SHORT TASK
Copy the data exactly; pictures stay out of the copy.

[Extracted data entries]
Begin

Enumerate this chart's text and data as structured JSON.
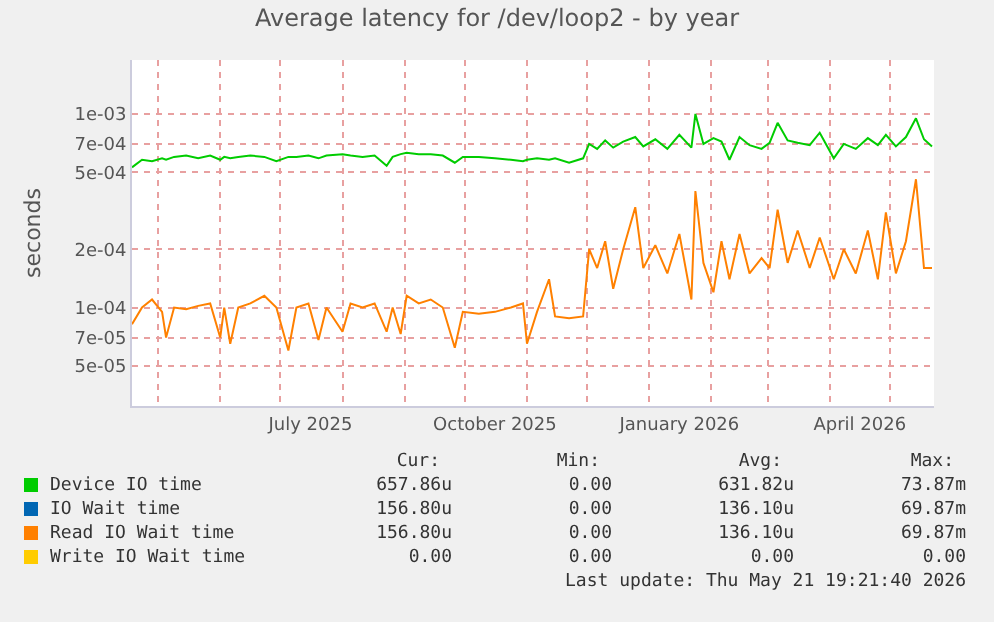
{
  "chart_data": {
    "type": "line",
    "title": "Average latency for /dev/loop2 - by year",
    "ylabel": "seconds",
    "x": [
      "2025-04-18",
      "2025-04-23",
      "2025-04-28",
      "2025-05-03",
      "2025-05-05",
      "2025-05-09",
      "2025-05-15",
      "2025-05-21",
      "2025-05-27",
      "2025-06-01",
      "2025-06-03",
      "2025-06-06",
      "2025-06-10",
      "2025-06-16",
      "2025-06-23",
      "2025-06-29",
      "2025-07-05",
      "2025-07-09",
      "2025-07-15",
      "2025-07-20",
      "2025-07-24",
      "2025-08-01",
      "2025-08-05",
      "2025-08-11",
      "2025-08-17",
      "2025-08-23",
      "2025-08-26",
      "2025-08-30",
      "2025-09-02",
      "2025-09-08",
      "2025-09-14",
      "2025-09-20",
      "2025-09-26",
      "2025-09-30",
      "2025-10-08",
      "2025-10-16",
      "2025-10-24",
      "2025-10-30",
      "2025-11-01",
      "2025-11-06",
      "2025-11-12",
      "2025-11-15",
      "2025-11-22",
      "2025-11-29",
      "2025-12-02",
      "2025-12-06",
      "2025-12-10",
      "2025-12-14",
      "2025-12-19",
      "2025-12-25",
      "2025-12-29",
      "2026-01-04",
      "2026-01-10",
      "2026-01-16",
      "2026-01-22",
      "2026-01-24",
      "2026-01-28",
      "2026-02-02",
      "2026-02-06",
      "2026-02-10",
      "2026-02-15",
      "2026-02-20",
      "2026-02-26",
      "2026-03-02",
      "2026-03-06",
      "2026-03-11",
      "2026-03-16",
      "2026-03-22",
      "2026-03-27",
      "2026-04-03",
      "2026-04-08",
      "2026-04-14",
      "2026-04-20",
      "2026-04-25",
      "2026-04-29",
      "2026-05-04",
      "2026-05-09",
      "2026-05-14",
      "2026-05-18",
      "2026-05-22"
    ],
    "series": [
      {
        "name": "Device IO time",
        "color": "#00cc00",
        "values": [
          0.00053,
          0.00058,
          0.00057,
          0.00059,
          0.00058,
          0.0006,
          0.00061,
          0.00059,
          0.00061,
          0.00058,
          0.0006,
          0.00059,
          0.0006,
          0.00061,
          0.0006,
          0.00057,
          0.0006,
          0.0006,
          0.00061,
          0.00059,
          0.00061,
          0.00062,
          0.00061,
          0.0006,
          0.00061,
          0.00054,
          0.0006,
          0.00062,
          0.00063,
          0.00062,
          0.00062,
          0.00061,
          0.00056,
          0.0006,
          0.0006,
          0.00059,
          0.00058,
          0.00057,
          0.00058,
          0.00059,
          0.00058,
          0.00059,
          0.00056,
          0.00059,
          0.0007,
          0.00066,
          0.00073,
          0.00067,
          0.00072,
          0.00076,
          0.00068,
          0.00074,
          0.00066,
          0.00078,
          0.00067,
          0.001,
          0.0007,
          0.00075,
          0.00072,
          0.00058,
          0.00076,
          0.00069,
          0.00066,
          0.00071,
          0.0009,
          0.00073,
          0.00071,
          0.00069,
          0.0008,
          0.00059,
          0.0007,
          0.00066,
          0.00075,
          0.00069,
          0.00078,
          0.00068,
          0.00076,
          0.00095,
          0.00074,
          0.00068
        ]
      },
      {
        "name": "IO Wait time",
        "color": "#0066b3",
        "values": [
          null,
          null,
          null,
          null,
          null,
          null,
          null,
          null,
          null,
          null,
          null,
          null,
          null,
          null,
          null,
          null,
          null,
          null,
          null,
          null,
          null,
          null,
          null,
          null,
          null,
          null,
          null,
          null,
          null,
          null,
          null,
          null,
          null,
          null,
          null,
          null,
          null,
          null,
          null,
          null,
          null,
          null,
          null,
          null,
          null,
          null,
          null,
          null,
          null,
          null,
          null,
          null,
          null,
          null,
          null,
          null,
          null,
          null,
          null,
          null,
          null,
          null,
          null,
          null,
          null,
          null,
          null,
          null,
          null,
          null,
          null,
          null,
          null,
          null,
          null,
          null,
          null,
          null,
          null,
          null
        ]
      },
      {
        "name": "Read IO Wait time",
        "color": "#ff8000",
        "values": [
          8.2e-05,
          0.0001,
          0.00011,
          9.5e-05,
          7e-05,
          0.0001,
          9.8e-05,
          0.000102,
          0.000105,
          7e-05,
          0.0001,
          6.5e-05,
          0.0001,
          0.000105,
          0.000115,
          0.0001,
          6e-05,
          0.0001,
          0.000105,
          6.8e-05,
          0.0001,
          7.5e-05,
          0.000105,
          0.0001,
          0.000105,
          7.5e-05,
          0.0001,
          7.3e-05,
          0.000115,
          0.000105,
          0.00011,
          0.0001,
          6.2e-05,
          9.5e-05,
          9.3e-05,
          9.5e-05,
          0.0001,
          0.000105,
          6.5e-05,
          9.5e-05,
          0.00014,
          9e-05,
          8.8e-05,
          9e-05,
          0.0002,
          0.00016,
          0.00022,
          0.000125,
          0.0002,
          0.00033,
          0.00016,
          0.00021,
          0.00015,
          0.00024,
          0.00011,
          0.0004,
          0.00017,
          0.00012,
          0.00022,
          0.00014,
          0.00024,
          0.00015,
          0.00018,
          0.00016,
          0.00032,
          0.00017,
          0.00025,
          0.00016,
          0.00023,
          0.00014,
          0.0002,
          0.00015,
          0.00025,
          0.00014,
          0.00031,
          0.00015,
          0.00022,
          0.00046,
          0.00016,
          0.00016
        ]
      },
      {
        "name": "Write IO Wait time",
        "color": "#ffcc00",
        "values": [
          null,
          null,
          null,
          null,
          null,
          null,
          null,
          null,
          null,
          null,
          null,
          null,
          null,
          null,
          null,
          null,
          null,
          null,
          null,
          null,
          null,
          null,
          null,
          null,
          null,
          null,
          null,
          null,
          null,
          null,
          null,
          null,
          null,
          null,
          null,
          null,
          null,
          null,
          null,
          null,
          null,
          null,
          null,
          null,
          null,
          null,
          null,
          null,
          null,
          null,
          null,
          null,
          null,
          null,
          null,
          null,
          null,
          null,
          null,
          null,
          null,
          null,
          null,
          null,
          null,
          null,
          null,
          null,
          null,
          null,
          null,
          null,
          null,
          null,
          null,
          null,
          null,
          null,
          null,
          null
        ]
      }
    ],
    "log": true,
    "xlim": [
      "2025-04-18",
      "2026-05-23"
    ],
    "xticks": [
      {
        "value": "2025-07-16",
        "label": "July 2025"
      },
      {
        "value": "2025-10-16",
        "label": "October 2025"
      },
      {
        "value": "2026-01-16",
        "label": "January 2026"
      },
      {
        "value": "2026-04-16",
        "label": "April 2026"
      }
    ],
    "ylim": [
      3.1e-05,
      0.0019
    ],
    "yticks": [
      {
        "value": 5e-05,
        "label": "5e-05"
      },
      {
        "value": 7e-05,
        "label": "7e-05"
      },
      {
        "value": 0.0001,
        "label": "1e-04"
      },
      {
        "value": 0.0002,
        "label": "2e-04"
      },
      {
        "value": 0.0005,
        "label": "5e-04"
      },
      {
        "value": 0.0007,
        "label": "7e-04"
      },
      {
        "value": 0.001,
        "label": "1e-03"
      }
    ],
    "grid": true,
    "legend": "bottom",
    "annotations": [
      "Cur:",
      "Min:",
      "Avg:",
      "Max:",
      "657.86u",
      "0.00",
      "631.82u",
      "73.87m",
      "156.80u",
      "0.00",
      "136.10u",
      "69.87m",
      "156.80u",
      "0.00",
      "136.10u",
      "69.87m",
      "0.00",
      "0.00",
      "0.00",
      "0.00",
      "Last update: Thu May 21 19:21:40 2026"
    ]
  }
}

End

COMPLETE OUTPUT
Enumerate this chart's text and data as structured JSON.
{
  "chart_data": {
    "type": "line",
    "title": "Average latency for /dev/loop2 - by year",
    "ylabel": "seconds",
    "x": [
      "2025-04-18",
      "2025-04-23",
      "2025-04-28",
      "2025-05-03",
      "2025-05-05",
      "2025-05-09",
      "2025-05-15",
      "2025-05-21",
      "2025-05-27",
      "2025-06-01",
      "2025-06-03",
      "2025-06-06",
      "2025-06-10",
      "2025-06-16",
      "2025-06-23",
      "2025-06-29",
      "2025-07-05",
      "2025-07-09",
      "2025-07-15",
      "2025-07-20",
      "2025-07-24",
      "2025-08-01",
      "2025-08-05",
      "2025-08-11",
      "2025-08-17",
      "2025-08-23",
      "2025-08-26",
      "2025-08-30",
      "2025-09-02",
      "2025-09-08",
      "2025-09-14",
      "2025-09-20",
      "2025-09-26",
      "2025-09-30",
      "2025-10-08",
      "2025-10-16",
      "2025-10-24",
      "2025-10-30",
      "2025-11-01",
      "2025-11-06",
      "2025-11-12",
      "2025-11-15",
      "2025-11-22",
      "2025-11-29",
      "2025-12-02",
      "2025-12-06",
      "2025-12-10",
      "2025-12-14",
      "2025-12-19",
      "2025-12-25",
      "2025-12-29",
      "2026-01-04",
      "2026-01-10",
      "2026-01-16",
      "2026-01-22",
      "2026-01-24",
      "2026-01-28",
      "2026-02-02",
      "2026-02-06",
      "2026-02-10",
      "2026-02-15",
      "2026-02-20",
      "2026-02-26",
      "2026-03-02",
      "2026-03-06",
      "2026-03-11",
      "2026-03-16",
      "2026-03-22",
      "2026-03-27",
      "2026-04-03",
      "2026-04-08",
      "2026-04-14",
      "2026-04-20",
      "2026-04-25",
      "2026-04-29",
      "2026-05-04",
      "2026-05-09",
      "2026-05-14",
      "2026-05-18",
      "2026-05-22"
    ],
    "series": [
      {
        "name": "Device IO time",
        "color": "#00cc00",
        "values": [
          0.00053,
          0.00058,
          0.00057,
          0.00059,
          0.00058,
          0.0006,
          0.00061,
          0.00059,
          0.00061,
          0.00058,
          0.0006,
          0.00059,
          0.0006,
          0.00061,
          0.0006,
          0.00057,
          0.0006,
          0.0006,
          0.00061,
          0.00059,
          0.00061,
          0.00062,
          0.00061,
          0.0006,
          0.00061,
          0.00054,
          0.0006,
          0.00062,
          0.00063,
          0.00062,
          0.00062,
          0.00061,
          0.00056,
          0.0006,
          0.0006,
          0.00059,
          0.00058,
          0.00057,
          0.00058,
          0.00059,
          0.00058,
          0.00059,
          0.00056,
          0.00059,
          0.0007,
          0.00066,
          0.00073,
          0.00067,
          0.00072,
          0.00076,
          0.00068,
          0.00074,
          0.00066,
          0.00078,
          0.00067,
          0.001,
          0.0007,
          0.00075,
          0.00072,
          0.00058,
          0.00076,
          0.00069,
          0.00066,
          0.00071,
          0.0009,
          0.00073,
          0.00071,
          0.00069,
          0.0008,
          0.00059,
          0.0007,
          0.00066,
          0.00075,
          0.00069,
          0.00078,
          0.00068,
          0.00076,
          0.00095,
          0.00074,
          0.00068
        ]
      },
      {
        "name": "IO Wait time",
        "color": "#0066b3",
        "values": [
          null,
          null,
          null,
          null,
          null,
          null,
          null,
          null,
          null,
          null,
          null,
          null,
          null,
          null,
          null,
          null,
          null,
          null,
          null,
          null,
          null,
          null,
          null,
          null,
          null,
          null,
          null,
          null,
          null,
          null,
          null,
          null,
          null,
          null,
          null,
          null,
          null,
          null,
          null,
          null,
          null,
          null,
          null,
          null,
          null,
          null,
          null,
          null,
          null,
          null,
          null,
          null,
          null,
          null,
          null,
          null,
          null,
          null,
          null,
          null,
          null,
          null,
          null,
          null,
          null,
          null,
          null,
          null,
          null,
          null,
          null,
          null,
          null,
          null,
          null,
          null,
          null,
          null,
          null,
          null
        ]
      },
      {
        "name": "Read IO Wait time",
        "color": "#ff8000",
        "values": [
          8.2e-05,
          0.0001,
          0.00011,
          9.5e-05,
          7e-05,
          0.0001,
          9.8e-05,
          0.000102,
          0.000105,
          7e-05,
          0.0001,
          6.5e-05,
          0.0001,
          0.000105,
          0.000115,
          0.0001,
          6e-05,
          0.0001,
          0.000105,
          6.8e-05,
          0.0001,
          7.5e-05,
          0.000105,
          0.0001,
          0.000105,
          7.5e-05,
          0.0001,
          7.3e-05,
          0.000115,
          0.000105,
          0.00011,
          0.0001,
          6.2e-05,
          9.5e-05,
          9.3e-05,
          9.5e-05,
          0.0001,
          0.000105,
          6.5e-05,
          9.5e-05,
          0.00014,
          9e-05,
          8.8e-05,
          9e-05,
          0.0002,
          0.00016,
          0.00022,
          0.000125,
          0.0002,
          0.00033,
          0.00016,
          0.00021,
          0.00015,
          0.00024,
          0.00011,
          0.0004,
          0.00017,
          0.00012,
          0.00022,
          0.00014,
          0.00024,
          0.00015,
          0.00018,
          0.00016,
          0.00032,
          0.00017,
          0.00025,
          0.00016,
          0.00023,
          0.00014,
          0.0002,
          0.00015,
          0.00025,
          0.00014,
          0.00031,
          0.00015,
          0.00022,
          0.00046,
          0.00016,
          0.00016
        ]
      },
      {
        "name": "Write IO Wait time",
        "color": "#ffcc00",
        "values": [
          null,
          null,
          null,
          null,
          null,
          null,
          null,
          null,
          null,
          null,
          null,
          null,
          null,
          null,
          null,
          null,
          null,
          null,
          null,
          null,
          null,
          null,
          null,
          null,
          null,
          null,
          null,
          null,
          null,
          null,
          null,
          null,
          null,
          null,
          null,
          null,
          null,
          null,
          null,
          null,
          null,
          null,
          null,
          null,
          null,
          null,
          null,
          null,
          null,
          null,
          null,
          null,
          null,
          null,
          null,
          null,
          null,
          null,
          null,
          null,
          null,
          null,
          null,
          null,
          null,
          null,
          null,
          null,
          null,
          null,
          null,
          null,
          null,
          null,
          null,
          null,
          null,
          null,
          null,
          null
        ]
      }
    ],
    "log": true,
    "xlim": [
      "2025-04-18",
      "2026-05-23"
    ],
    "xticks": [
      {
        "value": "2025-07-16",
        "label": "July 2025"
      },
      {
        "value": "2025-10-16",
        "label": "October 2025"
      },
      {
        "value": "2026-01-16",
        "label": "January 2026"
      },
      {
        "value": "2026-04-16",
        "label": "April 2026"
      }
    ],
    "ylim": [
      3.1e-05,
      0.0019
    ],
    "yticks": [
      {
        "value": 5e-05,
        "label": "5e-05"
      },
      {
        "value": 7e-05,
        "label": "7e-05"
      },
      {
        "value": 0.0001,
        "label": "1e-04"
      },
      {
        "value": 0.0002,
        "label": "2e-04"
      },
      {
        "value": 0.0005,
        "label": "5e-04"
      },
      {
        "value": 0.0007,
        "label": "7e-04"
      },
      {
        "value": 0.001,
        "label": "1e-03"
      }
    ],
    "grid": true,
    "legend": "bottom",
    "annotations": [
      "Cur:",
      "Min:",
      "Avg:",
      "Max:",
      "657.86u",
      "0.00",
      "631.82u",
      "73.87m",
      "156.80u",
      "0.00",
      "136.10u",
      "69.87m",
      "156.80u",
      "0.00",
      "136.10u",
      "69.87m",
      "0.00",
      "0.00",
      "0.00",
      "0.00",
      "Last update: Thu May 21 19:21:40 2026"
    ]
  }
}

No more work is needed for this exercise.